Your objective -
Show every line that has the string "name" in it.

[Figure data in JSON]
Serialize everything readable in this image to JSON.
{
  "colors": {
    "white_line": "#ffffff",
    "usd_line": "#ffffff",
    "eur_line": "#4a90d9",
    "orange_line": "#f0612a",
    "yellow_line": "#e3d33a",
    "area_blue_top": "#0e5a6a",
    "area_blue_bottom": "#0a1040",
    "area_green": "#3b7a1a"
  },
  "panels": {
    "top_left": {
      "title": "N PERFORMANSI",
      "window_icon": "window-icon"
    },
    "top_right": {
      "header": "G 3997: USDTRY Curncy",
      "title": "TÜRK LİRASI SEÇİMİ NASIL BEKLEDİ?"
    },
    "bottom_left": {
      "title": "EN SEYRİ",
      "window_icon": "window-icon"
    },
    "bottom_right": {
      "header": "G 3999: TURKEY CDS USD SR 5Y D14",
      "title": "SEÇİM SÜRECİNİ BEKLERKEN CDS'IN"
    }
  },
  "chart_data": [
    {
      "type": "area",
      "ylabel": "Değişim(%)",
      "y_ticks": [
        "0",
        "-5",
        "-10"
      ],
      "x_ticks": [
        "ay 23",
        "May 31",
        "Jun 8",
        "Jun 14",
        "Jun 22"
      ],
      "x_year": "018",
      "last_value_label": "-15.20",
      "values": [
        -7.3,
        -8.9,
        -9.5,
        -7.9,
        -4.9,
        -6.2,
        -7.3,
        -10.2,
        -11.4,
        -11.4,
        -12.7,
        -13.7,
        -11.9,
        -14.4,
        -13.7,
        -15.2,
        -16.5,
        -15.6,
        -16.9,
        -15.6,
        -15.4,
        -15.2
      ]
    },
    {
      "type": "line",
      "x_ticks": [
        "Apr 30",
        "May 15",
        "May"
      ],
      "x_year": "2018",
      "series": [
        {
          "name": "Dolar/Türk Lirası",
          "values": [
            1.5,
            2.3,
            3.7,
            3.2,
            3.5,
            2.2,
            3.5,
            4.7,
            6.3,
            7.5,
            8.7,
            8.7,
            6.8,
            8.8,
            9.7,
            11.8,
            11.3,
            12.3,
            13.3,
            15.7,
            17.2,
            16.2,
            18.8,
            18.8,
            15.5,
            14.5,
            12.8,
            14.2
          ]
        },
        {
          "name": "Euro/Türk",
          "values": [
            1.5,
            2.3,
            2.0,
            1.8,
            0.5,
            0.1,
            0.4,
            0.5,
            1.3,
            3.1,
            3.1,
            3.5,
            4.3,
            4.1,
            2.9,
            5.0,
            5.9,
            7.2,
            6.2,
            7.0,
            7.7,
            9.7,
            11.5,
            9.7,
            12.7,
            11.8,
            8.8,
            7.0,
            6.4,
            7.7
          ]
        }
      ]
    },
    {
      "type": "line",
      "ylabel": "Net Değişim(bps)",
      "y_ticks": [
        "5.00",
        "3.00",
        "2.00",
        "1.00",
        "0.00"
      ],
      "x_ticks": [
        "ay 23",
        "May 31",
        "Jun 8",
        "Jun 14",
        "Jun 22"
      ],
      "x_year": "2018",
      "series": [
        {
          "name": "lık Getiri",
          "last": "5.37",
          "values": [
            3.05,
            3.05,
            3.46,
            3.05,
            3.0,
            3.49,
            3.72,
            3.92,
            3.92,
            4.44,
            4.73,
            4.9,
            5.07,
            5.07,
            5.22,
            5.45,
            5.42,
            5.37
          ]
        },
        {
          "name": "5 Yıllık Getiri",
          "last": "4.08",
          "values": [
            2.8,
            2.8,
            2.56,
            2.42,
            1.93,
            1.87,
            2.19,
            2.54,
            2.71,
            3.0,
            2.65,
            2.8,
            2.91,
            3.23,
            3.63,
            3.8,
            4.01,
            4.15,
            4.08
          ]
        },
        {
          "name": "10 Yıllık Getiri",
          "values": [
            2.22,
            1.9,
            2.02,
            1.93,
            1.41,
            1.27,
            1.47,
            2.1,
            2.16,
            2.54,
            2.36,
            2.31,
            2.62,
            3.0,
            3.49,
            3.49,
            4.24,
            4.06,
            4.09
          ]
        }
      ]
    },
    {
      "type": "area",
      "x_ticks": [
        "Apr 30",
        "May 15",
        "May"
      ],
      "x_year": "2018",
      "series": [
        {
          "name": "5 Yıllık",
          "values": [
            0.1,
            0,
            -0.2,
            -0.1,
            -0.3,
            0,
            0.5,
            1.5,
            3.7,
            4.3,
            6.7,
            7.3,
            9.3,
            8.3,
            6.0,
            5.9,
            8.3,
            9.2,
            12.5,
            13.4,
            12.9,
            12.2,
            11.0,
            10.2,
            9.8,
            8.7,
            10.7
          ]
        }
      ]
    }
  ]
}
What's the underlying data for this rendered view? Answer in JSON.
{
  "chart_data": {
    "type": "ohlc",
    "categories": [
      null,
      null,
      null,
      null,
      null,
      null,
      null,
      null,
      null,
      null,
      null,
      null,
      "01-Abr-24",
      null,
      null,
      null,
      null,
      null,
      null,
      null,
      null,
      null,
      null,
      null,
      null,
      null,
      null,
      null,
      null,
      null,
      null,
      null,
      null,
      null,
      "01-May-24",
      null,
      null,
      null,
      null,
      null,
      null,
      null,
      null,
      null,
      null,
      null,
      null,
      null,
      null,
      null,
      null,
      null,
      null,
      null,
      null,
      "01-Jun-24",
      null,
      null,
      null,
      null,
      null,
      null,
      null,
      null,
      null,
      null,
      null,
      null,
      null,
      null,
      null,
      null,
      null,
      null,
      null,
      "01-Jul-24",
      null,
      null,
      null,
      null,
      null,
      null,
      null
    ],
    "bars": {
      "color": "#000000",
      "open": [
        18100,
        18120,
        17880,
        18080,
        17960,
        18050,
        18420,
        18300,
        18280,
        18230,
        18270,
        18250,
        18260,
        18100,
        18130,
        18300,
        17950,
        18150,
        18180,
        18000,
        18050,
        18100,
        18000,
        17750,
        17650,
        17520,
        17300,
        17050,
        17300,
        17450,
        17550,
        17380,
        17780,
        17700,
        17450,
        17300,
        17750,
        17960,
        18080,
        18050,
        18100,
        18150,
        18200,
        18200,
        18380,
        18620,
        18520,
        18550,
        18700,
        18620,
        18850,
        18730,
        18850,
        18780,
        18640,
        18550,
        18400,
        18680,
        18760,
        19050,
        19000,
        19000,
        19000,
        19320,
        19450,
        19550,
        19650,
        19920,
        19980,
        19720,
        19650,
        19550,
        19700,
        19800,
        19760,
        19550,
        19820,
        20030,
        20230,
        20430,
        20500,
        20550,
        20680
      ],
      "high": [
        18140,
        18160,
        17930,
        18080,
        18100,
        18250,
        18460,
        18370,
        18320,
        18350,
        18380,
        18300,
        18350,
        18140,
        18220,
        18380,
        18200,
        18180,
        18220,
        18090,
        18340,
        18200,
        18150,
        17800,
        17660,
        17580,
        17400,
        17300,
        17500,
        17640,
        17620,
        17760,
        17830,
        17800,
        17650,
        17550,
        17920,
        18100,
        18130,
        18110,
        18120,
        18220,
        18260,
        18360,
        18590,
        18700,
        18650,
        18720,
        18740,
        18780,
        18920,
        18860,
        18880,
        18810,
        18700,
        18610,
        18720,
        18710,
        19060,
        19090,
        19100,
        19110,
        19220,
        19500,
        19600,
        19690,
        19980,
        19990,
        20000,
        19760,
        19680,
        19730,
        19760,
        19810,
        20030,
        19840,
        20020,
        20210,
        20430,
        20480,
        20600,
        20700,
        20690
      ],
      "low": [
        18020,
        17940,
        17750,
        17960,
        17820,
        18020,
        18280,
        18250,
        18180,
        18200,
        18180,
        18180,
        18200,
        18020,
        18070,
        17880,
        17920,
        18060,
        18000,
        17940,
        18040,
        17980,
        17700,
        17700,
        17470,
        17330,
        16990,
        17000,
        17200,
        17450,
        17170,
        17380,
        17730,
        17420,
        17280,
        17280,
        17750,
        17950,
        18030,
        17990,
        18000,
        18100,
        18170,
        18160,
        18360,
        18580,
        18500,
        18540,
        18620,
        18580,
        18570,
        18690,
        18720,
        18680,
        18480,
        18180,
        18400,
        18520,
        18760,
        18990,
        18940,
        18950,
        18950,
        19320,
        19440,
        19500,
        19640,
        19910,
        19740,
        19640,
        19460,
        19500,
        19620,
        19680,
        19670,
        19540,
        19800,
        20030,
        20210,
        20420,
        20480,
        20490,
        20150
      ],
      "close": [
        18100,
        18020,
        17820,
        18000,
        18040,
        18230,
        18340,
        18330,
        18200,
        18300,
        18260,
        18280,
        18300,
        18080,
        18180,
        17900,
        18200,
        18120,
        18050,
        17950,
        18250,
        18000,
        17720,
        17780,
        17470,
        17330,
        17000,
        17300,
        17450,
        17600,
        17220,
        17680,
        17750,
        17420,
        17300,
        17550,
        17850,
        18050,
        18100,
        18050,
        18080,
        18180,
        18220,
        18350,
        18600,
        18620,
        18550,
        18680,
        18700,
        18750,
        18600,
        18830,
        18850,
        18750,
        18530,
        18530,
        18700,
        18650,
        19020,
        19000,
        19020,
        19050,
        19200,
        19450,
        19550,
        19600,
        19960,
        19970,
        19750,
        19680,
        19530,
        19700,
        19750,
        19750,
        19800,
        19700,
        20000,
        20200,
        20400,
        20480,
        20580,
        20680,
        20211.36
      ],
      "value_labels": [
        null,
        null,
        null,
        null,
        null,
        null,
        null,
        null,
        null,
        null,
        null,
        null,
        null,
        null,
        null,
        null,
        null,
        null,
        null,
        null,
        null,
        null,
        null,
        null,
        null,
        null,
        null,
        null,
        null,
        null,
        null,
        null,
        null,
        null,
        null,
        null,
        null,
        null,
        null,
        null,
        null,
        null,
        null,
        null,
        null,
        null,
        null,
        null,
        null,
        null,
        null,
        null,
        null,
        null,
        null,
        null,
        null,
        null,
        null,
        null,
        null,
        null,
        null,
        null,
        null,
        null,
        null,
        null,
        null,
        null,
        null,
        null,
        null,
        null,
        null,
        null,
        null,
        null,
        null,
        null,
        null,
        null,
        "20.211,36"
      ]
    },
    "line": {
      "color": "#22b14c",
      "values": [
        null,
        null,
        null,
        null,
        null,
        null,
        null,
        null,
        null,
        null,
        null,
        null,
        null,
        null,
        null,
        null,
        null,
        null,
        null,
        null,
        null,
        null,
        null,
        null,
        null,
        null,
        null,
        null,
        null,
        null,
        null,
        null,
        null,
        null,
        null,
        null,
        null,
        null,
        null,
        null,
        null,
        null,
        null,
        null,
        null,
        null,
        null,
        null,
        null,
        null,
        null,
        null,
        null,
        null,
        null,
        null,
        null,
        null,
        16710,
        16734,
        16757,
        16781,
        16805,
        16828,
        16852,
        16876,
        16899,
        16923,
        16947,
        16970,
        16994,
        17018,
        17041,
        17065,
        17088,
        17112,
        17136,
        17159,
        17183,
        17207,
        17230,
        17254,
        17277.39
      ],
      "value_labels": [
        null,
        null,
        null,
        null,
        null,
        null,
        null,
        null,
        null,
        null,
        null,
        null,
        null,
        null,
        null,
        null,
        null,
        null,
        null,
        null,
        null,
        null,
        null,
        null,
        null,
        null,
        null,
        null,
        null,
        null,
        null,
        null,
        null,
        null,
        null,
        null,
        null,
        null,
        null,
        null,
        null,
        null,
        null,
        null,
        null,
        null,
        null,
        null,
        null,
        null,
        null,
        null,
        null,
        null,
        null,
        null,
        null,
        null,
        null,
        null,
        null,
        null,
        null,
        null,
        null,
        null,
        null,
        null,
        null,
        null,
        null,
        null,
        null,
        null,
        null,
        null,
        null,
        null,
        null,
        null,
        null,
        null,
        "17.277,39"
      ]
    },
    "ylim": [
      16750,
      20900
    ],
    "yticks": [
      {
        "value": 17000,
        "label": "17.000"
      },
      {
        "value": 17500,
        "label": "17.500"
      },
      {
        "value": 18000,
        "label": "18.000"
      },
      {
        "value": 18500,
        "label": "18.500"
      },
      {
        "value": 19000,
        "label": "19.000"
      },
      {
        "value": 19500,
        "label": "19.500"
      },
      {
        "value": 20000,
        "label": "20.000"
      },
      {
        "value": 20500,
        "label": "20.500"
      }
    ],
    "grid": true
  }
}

Solution to the problem -
          "name": "Dolar/Türk Lirası",
          "name": "Euro/Türk",
          "name": "lık Getiri",
          "name": "5 Yıllık Getiri",
          "name": "10 Yıllık Getiri",
          "name": "5 Yıllık",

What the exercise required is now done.